▶ **Written exercise**: How many lines in the entries below contain "this"? Answer with the number only.

Stored data entries:
......

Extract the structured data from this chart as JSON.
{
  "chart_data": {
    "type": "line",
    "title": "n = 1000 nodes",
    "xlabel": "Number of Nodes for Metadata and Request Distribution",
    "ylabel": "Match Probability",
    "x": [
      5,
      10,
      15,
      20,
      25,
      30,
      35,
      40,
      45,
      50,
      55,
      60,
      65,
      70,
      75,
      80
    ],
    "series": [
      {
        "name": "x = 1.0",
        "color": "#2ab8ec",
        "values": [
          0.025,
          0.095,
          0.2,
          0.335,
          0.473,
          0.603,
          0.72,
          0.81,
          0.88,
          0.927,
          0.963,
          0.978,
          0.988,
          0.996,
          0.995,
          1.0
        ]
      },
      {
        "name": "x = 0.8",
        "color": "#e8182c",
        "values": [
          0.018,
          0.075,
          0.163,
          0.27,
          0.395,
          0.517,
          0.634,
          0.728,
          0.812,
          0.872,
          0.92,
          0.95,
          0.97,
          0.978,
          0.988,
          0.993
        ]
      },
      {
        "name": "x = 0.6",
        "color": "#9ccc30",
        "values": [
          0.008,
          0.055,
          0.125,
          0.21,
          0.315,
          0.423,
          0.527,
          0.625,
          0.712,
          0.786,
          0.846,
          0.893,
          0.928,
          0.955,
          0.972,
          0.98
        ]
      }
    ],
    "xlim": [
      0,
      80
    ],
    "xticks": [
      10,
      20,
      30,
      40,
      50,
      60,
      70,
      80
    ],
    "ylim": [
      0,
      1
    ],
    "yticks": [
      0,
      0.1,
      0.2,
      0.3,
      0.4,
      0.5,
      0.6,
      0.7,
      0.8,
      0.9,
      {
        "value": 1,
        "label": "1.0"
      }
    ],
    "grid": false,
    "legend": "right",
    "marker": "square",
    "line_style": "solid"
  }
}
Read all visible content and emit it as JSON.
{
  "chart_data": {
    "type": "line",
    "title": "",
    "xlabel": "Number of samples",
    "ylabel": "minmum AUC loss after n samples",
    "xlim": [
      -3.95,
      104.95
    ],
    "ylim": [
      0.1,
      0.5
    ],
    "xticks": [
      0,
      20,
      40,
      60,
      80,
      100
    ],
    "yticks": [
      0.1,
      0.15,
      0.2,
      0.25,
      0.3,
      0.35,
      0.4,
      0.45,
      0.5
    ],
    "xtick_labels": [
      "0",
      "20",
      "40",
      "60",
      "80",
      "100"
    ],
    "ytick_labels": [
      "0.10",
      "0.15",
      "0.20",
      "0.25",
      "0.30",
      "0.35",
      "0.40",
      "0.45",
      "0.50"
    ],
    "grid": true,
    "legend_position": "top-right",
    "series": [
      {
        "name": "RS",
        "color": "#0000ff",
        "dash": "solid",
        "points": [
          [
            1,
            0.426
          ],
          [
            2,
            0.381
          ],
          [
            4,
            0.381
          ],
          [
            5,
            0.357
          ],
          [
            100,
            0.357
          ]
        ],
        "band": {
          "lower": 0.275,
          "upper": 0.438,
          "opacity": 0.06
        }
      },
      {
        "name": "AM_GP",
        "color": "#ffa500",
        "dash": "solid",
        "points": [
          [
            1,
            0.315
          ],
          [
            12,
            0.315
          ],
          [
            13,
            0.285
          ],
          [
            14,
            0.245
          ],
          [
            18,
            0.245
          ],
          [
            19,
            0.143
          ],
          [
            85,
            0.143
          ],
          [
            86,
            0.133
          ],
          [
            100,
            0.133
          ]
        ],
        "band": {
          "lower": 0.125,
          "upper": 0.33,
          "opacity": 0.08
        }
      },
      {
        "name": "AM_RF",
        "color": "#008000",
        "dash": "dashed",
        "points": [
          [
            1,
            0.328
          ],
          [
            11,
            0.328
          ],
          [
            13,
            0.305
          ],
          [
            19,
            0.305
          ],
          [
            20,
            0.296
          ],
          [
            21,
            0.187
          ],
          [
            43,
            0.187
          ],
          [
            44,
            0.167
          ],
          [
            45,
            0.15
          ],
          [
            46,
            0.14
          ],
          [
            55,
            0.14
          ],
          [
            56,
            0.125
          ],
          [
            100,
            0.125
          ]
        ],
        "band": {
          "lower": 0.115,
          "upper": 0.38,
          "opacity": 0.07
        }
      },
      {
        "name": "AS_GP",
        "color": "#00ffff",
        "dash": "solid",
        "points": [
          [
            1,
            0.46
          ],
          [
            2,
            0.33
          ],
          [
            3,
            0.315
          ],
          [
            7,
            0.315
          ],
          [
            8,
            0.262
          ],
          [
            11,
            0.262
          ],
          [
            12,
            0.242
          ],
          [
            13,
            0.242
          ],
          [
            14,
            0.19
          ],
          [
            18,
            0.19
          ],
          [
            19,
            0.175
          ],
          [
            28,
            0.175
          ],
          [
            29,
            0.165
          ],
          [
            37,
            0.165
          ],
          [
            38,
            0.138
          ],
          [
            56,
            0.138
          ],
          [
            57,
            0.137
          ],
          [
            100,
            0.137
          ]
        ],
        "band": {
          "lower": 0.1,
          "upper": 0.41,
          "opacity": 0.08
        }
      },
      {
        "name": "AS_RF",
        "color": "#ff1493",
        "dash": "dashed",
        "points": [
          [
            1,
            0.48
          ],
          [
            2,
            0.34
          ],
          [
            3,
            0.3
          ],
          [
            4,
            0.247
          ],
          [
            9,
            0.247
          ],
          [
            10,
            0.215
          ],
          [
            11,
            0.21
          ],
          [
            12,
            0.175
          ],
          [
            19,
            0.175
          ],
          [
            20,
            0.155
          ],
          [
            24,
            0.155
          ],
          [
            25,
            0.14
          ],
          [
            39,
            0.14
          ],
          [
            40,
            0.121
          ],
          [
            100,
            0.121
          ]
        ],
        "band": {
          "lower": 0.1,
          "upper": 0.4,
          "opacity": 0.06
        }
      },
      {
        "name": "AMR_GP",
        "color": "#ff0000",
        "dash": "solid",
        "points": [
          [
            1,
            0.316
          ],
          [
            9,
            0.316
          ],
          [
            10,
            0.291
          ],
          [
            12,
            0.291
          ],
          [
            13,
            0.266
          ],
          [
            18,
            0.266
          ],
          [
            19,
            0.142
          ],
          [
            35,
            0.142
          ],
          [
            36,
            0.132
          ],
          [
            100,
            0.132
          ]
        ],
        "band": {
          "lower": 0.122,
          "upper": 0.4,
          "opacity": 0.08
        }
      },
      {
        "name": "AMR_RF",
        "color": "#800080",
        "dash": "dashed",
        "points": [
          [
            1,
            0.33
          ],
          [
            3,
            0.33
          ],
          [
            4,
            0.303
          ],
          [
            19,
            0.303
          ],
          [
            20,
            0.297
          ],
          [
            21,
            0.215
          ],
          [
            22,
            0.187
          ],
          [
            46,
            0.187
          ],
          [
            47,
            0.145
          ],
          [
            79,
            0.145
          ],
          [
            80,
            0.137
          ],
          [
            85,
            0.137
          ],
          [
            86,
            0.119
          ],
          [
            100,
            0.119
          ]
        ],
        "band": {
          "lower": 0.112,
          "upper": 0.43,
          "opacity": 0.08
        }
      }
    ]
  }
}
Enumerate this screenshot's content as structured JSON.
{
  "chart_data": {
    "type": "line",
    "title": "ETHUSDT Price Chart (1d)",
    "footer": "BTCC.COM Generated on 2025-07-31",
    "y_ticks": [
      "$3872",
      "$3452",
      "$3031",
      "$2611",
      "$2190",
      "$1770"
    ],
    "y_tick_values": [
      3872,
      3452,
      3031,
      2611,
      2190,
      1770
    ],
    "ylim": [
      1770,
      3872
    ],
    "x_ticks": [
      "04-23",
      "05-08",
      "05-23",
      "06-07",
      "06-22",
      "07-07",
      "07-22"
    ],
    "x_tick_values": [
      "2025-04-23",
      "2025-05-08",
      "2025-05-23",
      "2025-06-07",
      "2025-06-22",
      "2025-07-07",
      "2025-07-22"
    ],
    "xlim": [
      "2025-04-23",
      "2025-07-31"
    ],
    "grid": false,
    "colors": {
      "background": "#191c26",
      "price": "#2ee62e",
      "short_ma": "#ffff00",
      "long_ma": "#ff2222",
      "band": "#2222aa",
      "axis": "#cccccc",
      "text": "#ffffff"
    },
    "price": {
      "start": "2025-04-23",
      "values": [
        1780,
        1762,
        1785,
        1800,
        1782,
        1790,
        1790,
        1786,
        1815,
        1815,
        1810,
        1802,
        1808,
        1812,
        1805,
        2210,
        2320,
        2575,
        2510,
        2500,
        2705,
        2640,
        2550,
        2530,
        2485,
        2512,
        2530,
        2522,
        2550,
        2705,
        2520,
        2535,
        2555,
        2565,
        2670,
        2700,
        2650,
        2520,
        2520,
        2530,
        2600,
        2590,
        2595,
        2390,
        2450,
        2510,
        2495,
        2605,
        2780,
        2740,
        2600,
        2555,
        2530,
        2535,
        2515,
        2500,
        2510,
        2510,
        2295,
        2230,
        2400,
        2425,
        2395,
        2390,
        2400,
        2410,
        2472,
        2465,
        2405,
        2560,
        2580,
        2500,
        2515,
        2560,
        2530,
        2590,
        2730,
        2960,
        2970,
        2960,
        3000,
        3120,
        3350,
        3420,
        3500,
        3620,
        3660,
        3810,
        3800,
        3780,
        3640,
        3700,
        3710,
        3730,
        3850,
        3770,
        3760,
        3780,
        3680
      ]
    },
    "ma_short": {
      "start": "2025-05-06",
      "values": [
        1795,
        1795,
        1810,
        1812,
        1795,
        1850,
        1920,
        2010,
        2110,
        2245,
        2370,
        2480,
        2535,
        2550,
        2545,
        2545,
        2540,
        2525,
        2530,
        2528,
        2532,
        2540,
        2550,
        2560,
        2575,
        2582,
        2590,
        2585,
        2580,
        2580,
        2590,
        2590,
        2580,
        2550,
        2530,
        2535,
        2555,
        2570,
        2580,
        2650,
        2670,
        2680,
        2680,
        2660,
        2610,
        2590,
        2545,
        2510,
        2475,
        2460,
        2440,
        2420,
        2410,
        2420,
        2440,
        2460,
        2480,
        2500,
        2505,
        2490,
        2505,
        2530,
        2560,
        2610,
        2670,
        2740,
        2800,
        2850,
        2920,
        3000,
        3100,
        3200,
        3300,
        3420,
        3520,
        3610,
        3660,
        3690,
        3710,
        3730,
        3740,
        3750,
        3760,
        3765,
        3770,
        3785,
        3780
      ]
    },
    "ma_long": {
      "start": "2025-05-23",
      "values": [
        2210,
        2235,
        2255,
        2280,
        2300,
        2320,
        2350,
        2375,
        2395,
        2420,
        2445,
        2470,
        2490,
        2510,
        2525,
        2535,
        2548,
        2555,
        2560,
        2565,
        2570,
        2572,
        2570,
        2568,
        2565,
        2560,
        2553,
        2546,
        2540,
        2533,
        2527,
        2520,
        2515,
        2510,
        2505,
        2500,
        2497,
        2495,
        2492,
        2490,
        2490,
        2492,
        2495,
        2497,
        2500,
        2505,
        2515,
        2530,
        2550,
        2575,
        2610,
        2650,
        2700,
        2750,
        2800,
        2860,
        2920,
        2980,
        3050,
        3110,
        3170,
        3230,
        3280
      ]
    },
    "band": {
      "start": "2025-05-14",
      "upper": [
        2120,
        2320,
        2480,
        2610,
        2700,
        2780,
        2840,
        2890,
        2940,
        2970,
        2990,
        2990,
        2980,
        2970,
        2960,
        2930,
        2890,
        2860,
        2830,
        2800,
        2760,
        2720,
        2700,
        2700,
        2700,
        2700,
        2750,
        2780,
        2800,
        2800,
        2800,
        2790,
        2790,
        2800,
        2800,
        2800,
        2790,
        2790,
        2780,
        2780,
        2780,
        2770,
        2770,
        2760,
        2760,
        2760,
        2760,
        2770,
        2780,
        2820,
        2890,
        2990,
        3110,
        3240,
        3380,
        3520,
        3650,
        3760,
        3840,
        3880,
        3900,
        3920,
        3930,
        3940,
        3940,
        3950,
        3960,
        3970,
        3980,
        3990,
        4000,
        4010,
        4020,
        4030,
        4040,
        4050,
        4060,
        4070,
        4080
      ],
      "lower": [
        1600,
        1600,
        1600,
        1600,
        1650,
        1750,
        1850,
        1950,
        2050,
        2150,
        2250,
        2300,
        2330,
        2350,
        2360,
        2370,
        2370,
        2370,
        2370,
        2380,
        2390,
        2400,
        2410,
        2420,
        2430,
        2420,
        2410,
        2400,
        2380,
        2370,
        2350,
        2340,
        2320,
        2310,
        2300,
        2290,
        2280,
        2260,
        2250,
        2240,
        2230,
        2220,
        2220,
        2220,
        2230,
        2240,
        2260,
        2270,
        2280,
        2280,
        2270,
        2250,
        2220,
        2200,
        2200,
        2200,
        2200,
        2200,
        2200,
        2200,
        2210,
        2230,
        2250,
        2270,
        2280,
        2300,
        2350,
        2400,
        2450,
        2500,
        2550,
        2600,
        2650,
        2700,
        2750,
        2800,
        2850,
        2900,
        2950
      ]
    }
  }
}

......

▶ **Response to the exercise**: 2